**Data supplied:**

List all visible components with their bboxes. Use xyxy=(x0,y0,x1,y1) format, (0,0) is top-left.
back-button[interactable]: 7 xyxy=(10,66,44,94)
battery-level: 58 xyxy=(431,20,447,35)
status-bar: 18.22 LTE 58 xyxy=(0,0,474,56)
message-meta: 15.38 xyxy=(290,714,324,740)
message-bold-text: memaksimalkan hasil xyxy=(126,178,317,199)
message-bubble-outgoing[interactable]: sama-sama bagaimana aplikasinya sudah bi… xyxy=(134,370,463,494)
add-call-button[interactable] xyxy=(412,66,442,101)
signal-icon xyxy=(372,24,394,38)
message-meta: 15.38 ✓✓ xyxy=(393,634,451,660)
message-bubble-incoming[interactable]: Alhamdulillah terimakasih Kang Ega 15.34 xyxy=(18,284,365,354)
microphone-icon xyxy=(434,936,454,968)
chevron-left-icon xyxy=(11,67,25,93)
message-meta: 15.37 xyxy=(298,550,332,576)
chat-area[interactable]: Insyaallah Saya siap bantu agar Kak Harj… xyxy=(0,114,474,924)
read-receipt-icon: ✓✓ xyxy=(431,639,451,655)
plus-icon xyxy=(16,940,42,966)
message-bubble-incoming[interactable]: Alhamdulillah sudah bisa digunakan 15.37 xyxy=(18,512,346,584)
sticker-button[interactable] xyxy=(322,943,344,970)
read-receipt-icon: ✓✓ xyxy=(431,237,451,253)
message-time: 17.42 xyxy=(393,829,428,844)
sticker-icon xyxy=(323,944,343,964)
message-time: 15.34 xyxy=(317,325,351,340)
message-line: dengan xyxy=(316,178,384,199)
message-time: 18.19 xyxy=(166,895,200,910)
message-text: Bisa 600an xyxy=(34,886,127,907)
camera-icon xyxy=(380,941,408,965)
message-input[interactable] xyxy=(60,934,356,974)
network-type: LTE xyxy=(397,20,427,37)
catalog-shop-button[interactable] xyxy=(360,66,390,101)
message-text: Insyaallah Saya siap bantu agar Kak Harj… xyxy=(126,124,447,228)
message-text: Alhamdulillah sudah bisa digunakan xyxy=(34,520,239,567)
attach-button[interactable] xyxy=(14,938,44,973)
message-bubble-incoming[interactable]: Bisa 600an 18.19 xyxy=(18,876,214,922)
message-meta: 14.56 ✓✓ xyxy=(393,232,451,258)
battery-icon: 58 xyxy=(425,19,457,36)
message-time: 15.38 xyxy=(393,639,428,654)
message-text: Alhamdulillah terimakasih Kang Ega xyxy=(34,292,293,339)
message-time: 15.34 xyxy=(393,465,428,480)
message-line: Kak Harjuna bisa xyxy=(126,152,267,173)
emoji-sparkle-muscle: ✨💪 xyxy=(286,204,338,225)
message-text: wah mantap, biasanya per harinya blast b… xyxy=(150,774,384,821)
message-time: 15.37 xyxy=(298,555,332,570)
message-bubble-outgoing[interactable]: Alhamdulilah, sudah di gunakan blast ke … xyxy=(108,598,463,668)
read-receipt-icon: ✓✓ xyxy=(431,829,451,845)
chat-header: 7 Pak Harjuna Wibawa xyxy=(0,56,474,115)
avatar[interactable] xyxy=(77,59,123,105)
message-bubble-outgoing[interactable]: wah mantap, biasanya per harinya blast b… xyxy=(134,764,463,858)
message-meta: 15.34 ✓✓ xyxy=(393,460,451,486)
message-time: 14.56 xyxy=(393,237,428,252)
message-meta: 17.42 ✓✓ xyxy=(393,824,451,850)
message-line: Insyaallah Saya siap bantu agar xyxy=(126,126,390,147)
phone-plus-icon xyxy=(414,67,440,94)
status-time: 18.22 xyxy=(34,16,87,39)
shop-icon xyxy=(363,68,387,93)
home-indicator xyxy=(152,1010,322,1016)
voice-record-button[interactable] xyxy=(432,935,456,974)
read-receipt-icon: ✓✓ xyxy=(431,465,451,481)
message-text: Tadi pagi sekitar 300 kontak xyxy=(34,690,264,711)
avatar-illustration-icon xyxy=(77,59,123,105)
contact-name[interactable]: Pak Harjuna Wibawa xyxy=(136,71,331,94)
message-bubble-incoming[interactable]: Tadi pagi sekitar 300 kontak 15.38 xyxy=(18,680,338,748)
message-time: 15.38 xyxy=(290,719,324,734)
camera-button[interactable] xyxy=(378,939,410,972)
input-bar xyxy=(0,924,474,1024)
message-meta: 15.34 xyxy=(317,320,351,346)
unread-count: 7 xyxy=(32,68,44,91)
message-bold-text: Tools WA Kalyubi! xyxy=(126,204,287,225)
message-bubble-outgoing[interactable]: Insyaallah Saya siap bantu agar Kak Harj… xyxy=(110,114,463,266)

**Directions for this task:** Reproduce all of the entries above verbatim, line by line, without altering any character.

**Solution to the exercise:**
List all visible components with their bboxes. Use xyxy=(x0,y0,x1,y1) format, (0,0) is top-left.
back-button[interactable]: 7 xyxy=(10,66,44,94)
battery-level: 58 xyxy=(431,20,447,35)
status-bar: 18.22 LTE 58 xyxy=(0,0,474,56)
message-meta: 15.38 xyxy=(290,714,324,740)
message-bold-text: memaksimalkan hasil xyxy=(126,178,317,199)
message-bubble-outgoing[interactable]: sama-sama bagaimana aplikasinya sudah bi… xyxy=(134,370,463,494)
add-call-button[interactable] xyxy=(412,66,442,101)
signal-icon xyxy=(372,24,394,38)
message-meta: 15.38 ✓✓ xyxy=(393,634,451,660)
message-bubble-incoming[interactable]: Alhamdulillah terimakasih Kang Ega 15.34 xyxy=(18,284,365,354)
microphone-icon xyxy=(434,936,454,968)
chevron-left-icon xyxy=(11,67,25,93)
message-meta: 15.37 xyxy=(298,550,332,576)
chat-area[interactable]: Insyaallah Saya siap bantu agar Kak Harj… xyxy=(0,114,474,924)
read-receipt-icon: ✓✓ xyxy=(431,639,451,655)
plus-icon xyxy=(16,940,42,966)
message-bubble-incoming[interactable]: Alhamdulillah sudah bisa digunakan 15.37 xyxy=(18,512,346,584)
sticker-button[interactable] xyxy=(322,943,344,970)
read-receipt-icon: ✓✓ xyxy=(431,237,451,253)
message-time: 17.42 xyxy=(393,829,428,844)
sticker-icon xyxy=(323,944,343,964)
message-time: 15.34 xyxy=(317,325,351,340)
message-line: dengan xyxy=(316,178,384,199)
message-time: 18.19 xyxy=(166,895,200,910)
message-text: Bisa 600an xyxy=(34,886,127,907)
camera-icon xyxy=(380,941,408,965)
message-input[interactable] xyxy=(60,934,356,974)
network-type: LTE xyxy=(397,20,427,37)
catalog-shop-button[interactable] xyxy=(360,66,390,101)
message-text: Insyaallah Saya siap bantu agar Kak Harj… xyxy=(126,124,447,228)
message-text: Alhamdulillah sudah bisa digunakan xyxy=(34,520,239,567)
attach-button[interactable] xyxy=(14,938,44,973)
message-bubble-incoming[interactable]: Bisa 600an 18.19 xyxy=(18,876,214,922)
message-meta: 14.56 ✓✓ xyxy=(393,232,451,258)
battery-icon: 58 xyxy=(425,19,457,36)
message-time: 15.38 xyxy=(393,639,428,654)
message-text: Alhamdulillah terimakasih Kang Ega xyxy=(34,292,293,339)
message-time: 15.34 xyxy=(393,465,428,480)
message-line: Kak Harjuna bisa xyxy=(126,152,267,173)
emoji-sparkle-muscle: ✨💪 xyxy=(286,204,338,225)
message-text: wah mantap, biasanya per harinya blast b… xyxy=(150,774,384,821)
message-time: 15.37 xyxy=(298,555,332,570)
message-bubble-outgoing[interactable]: Alhamdulilah, sudah di gunakan blast ke … xyxy=(108,598,463,668)
read-receipt-icon: ✓✓ xyxy=(431,829,451,845)
chat-header: 7 Pak Harjuna Wibawa xyxy=(0,56,474,115)
avatar[interactable] xyxy=(77,59,123,105)
message-bubble-outgoing[interactable]: wah mantap, biasanya per harinya blast b… xyxy=(134,764,463,858)
message-meta: 15.34 ✓✓ xyxy=(393,460,451,486)
message-time: 14.56 xyxy=(393,237,428,252)
message-meta: 17.42 ✓✓ xyxy=(393,824,451,850)
message-line: Insyaallah Saya siap bantu agar xyxy=(126,126,390,147)
phone-plus-icon xyxy=(414,67,440,94)
status-time: 18.22 xyxy=(34,16,87,39)
shop-icon xyxy=(363,68,387,93)
home-indicator xyxy=(152,1010,322,1016)
voice-record-button[interactable] xyxy=(432,935,456,974)
read-receipt-icon: ✓✓ xyxy=(431,465,451,481)
message-text: Tadi pagi sekitar 300 kontak xyxy=(34,690,264,711)
avatar-illustration-icon xyxy=(77,59,123,105)
contact-name[interactable]: Pak Harjuna Wibawa xyxy=(136,71,331,94)
message-bubble-incoming[interactable]: Tadi pagi sekitar 300 kontak 15.38 xyxy=(18,680,338,748)
message-time: 15.38 xyxy=(290,719,324,734)
camera-button[interactable] xyxy=(378,939,410,972)
input-bar xyxy=(0,924,474,1024)
message-meta: 15.34 xyxy=(317,320,351,346)
unread-count: 7 xyxy=(32,68,44,91)
message-bold-text: Tools WA Kalyubi! xyxy=(126,204,287,225)
message-bubble-outgoing[interactable]: Insyaallah Saya siap bantu agar Kak Harj… xyxy=(110,114,463,266)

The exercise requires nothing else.